Records shown:
— Start —

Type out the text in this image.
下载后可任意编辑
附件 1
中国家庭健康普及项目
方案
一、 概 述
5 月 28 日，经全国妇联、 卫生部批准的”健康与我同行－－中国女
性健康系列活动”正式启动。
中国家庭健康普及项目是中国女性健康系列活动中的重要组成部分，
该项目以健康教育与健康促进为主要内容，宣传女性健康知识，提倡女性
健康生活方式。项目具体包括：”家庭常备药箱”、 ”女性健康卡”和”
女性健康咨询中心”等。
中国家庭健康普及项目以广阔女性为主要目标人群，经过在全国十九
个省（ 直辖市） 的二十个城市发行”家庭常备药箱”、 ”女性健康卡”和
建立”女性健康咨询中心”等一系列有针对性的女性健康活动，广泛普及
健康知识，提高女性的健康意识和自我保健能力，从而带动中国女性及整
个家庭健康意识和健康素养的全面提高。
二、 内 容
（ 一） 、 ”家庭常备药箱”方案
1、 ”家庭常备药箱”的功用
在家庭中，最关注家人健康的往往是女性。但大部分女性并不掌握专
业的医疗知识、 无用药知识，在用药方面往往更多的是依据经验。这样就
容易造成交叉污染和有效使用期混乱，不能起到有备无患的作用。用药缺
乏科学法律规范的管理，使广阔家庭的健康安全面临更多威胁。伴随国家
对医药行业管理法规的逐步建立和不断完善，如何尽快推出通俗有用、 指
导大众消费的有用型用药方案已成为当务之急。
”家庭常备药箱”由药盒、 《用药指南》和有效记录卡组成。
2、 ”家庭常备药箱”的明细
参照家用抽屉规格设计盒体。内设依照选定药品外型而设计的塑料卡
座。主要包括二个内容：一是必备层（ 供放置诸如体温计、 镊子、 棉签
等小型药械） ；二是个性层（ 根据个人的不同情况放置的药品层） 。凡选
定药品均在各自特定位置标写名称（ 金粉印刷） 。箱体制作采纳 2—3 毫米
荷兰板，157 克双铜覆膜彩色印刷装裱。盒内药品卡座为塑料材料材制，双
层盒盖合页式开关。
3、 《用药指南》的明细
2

— End —

Extract each line of the listing above, copying it word for word.

Correct response:
Type out the text in this image.
下载后可任意编辑
附件 1
中国家庭健康普及项目
方案
一、 概 述
5 月 28 日，经全国妇联、 卫生部批准的”健康与我同行－－中国女
性健康系列活动”正式启动。
中国家庭健康普及项目是中国女性健康系列活动中的重要组成部分，
该项目以健康教育与健康促进为主要内容，宣传女性健康知识，提倡女性
健康生活方式。项目具体包括：”家庭常备药箱”、 ”女性健康卡”和”
女性健康咨询中心”等。
中国家庭健康普及项目以广阔女性为主要目标人群，经过在全国十九
个省（ 直辖市） 的二十个城市发行”家庭常备药箱”、 ”女性健康卡”和
建立”女性健康咨询中心”等一系列有针对性的女性健康活动，广泛普及
健康知识，提高女性的健康意识和自我保健能力，从而带动中国女性及整
个家庭健康意识和健康素养的全面提高。
二、 内 容
（ 一） 、 ”家庭常备药箱”方案
1、 ”家庭常备药箱”的功用
在家庭中，最关注家人健康的往往是女性。但大部分女性并不掌握专
业的医疗知识、 无用药知识，在用药方面往往更多的是依据经验。这样就
容易造成交叉污染和有效使用期混乱，不能起到有备无患的作用。用药缺
乏科学法律规范的管理，使广阔家庭的健康安全面临更多威胁。伴随国家
对医药行业管理法规的逐步建立和不断完善，如何尽快推出通俗有用、 指
导大众消费的有用型用药方案已成为当务之急。
”家庭常备药箱”由药盒、 《用药指南》和有效记录卡组成。
2、 ”家庭常备药箱”的明细
参照家用抽屉规格设计盒体。内设依照选定药品外型而设计的塑料卡
座。主要包括二个内容：一是必备层（ 供放置诸如体温计、 镊子、 棉签
等小型药械） ；二是个性层（ 根据个人的不同情况放置的药品层） 。凡选
定药品均在各自特定位置标写名称（ 金粉印刷） 。箱体制作采纳 2—3 毫米
荷兰板，157 克双铜覆膜彩色印刷装裱。盒内药品卡座为塑料材料材制，双
层盒盖合页式开关。
3、 《用药指南》的明细
2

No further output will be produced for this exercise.